** start of Material for the task **
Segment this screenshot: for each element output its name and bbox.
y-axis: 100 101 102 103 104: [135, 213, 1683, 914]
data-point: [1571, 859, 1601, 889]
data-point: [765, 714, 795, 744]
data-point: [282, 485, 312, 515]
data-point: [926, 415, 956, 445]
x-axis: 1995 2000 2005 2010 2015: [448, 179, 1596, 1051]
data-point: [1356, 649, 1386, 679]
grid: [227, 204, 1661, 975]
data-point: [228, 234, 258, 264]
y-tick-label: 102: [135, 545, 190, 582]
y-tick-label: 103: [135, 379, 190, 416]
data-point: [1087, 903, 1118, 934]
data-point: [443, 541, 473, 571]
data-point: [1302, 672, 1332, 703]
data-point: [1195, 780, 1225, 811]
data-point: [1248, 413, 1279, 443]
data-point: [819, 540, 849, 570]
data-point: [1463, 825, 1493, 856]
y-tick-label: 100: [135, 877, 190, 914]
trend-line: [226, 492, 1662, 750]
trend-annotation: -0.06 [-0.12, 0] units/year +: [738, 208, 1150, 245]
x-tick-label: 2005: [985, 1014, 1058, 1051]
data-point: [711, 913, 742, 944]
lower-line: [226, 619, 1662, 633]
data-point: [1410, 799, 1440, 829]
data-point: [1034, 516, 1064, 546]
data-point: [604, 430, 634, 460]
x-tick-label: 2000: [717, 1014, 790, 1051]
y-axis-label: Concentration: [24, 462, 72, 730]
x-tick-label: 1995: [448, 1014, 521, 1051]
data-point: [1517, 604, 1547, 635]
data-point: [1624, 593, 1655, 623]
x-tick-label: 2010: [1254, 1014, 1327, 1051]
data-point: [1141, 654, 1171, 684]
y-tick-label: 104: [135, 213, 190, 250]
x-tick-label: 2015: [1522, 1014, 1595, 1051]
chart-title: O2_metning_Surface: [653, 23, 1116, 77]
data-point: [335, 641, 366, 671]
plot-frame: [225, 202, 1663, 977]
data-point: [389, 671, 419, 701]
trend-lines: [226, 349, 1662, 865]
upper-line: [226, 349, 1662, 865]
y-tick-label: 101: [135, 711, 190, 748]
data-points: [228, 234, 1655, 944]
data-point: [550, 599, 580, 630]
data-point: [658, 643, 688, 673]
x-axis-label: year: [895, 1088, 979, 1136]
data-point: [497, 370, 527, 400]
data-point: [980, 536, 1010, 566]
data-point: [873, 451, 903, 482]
** end of Material for the task **
** start of Material for the task **
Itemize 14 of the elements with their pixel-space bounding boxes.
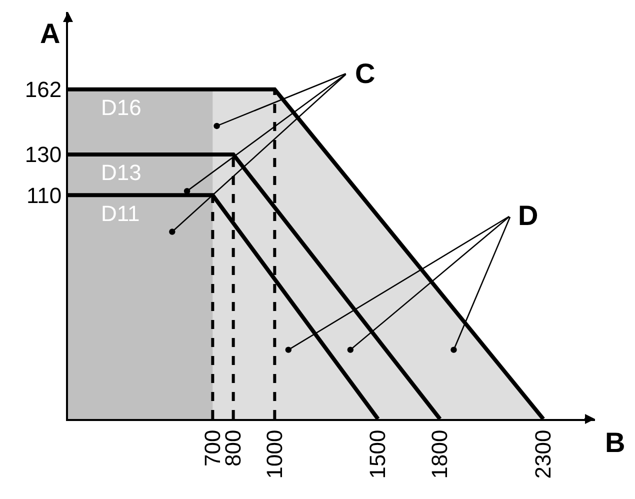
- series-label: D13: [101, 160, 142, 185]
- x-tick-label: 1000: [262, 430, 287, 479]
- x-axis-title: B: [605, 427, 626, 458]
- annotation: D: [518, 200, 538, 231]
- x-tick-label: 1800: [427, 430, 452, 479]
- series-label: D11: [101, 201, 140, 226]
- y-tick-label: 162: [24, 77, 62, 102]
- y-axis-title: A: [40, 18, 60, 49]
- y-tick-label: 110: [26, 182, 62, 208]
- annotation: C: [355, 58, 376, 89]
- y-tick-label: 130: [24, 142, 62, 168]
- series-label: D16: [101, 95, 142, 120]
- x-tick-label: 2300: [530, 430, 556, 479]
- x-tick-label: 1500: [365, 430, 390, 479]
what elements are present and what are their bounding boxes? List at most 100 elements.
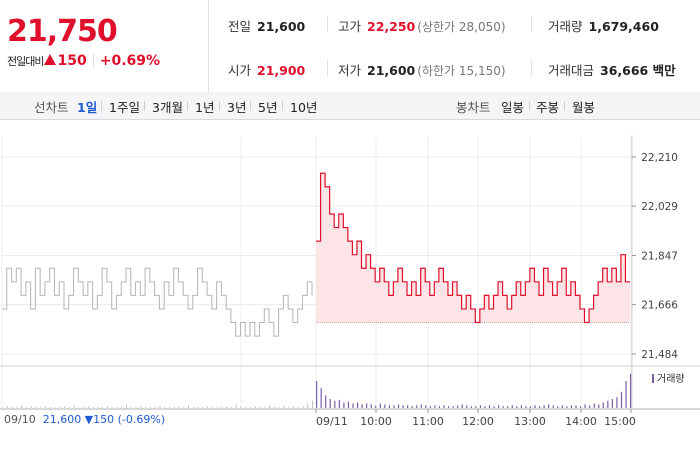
** end of Material for the task **
The task> Set down the lines exactly as they stand, starting at the one containing "Segment this screenshot: for" and going down to the one containing "data-point: [228, 234, 258, 264]", both included.

Task solution>
Segment this screenshot: for each element output its name and bbox.
y-axis: 100 101 102 103 104: [135, 213, 1683, 914]
data-point: [1571, 859, 1601, 889]
data-point: [765, 714, 795, 744]
data-point: [282, 485, 312, 515]
data-point: [926, 415, 956, 445]
x-axis: 1995 2000 2005 2010 2015: [448, 179, 1596, 1051]
data-point: [1356, 649, 1386, 679]
grid: [227, 204, 1661, 975]
data-point: [228, 234, 258, 264]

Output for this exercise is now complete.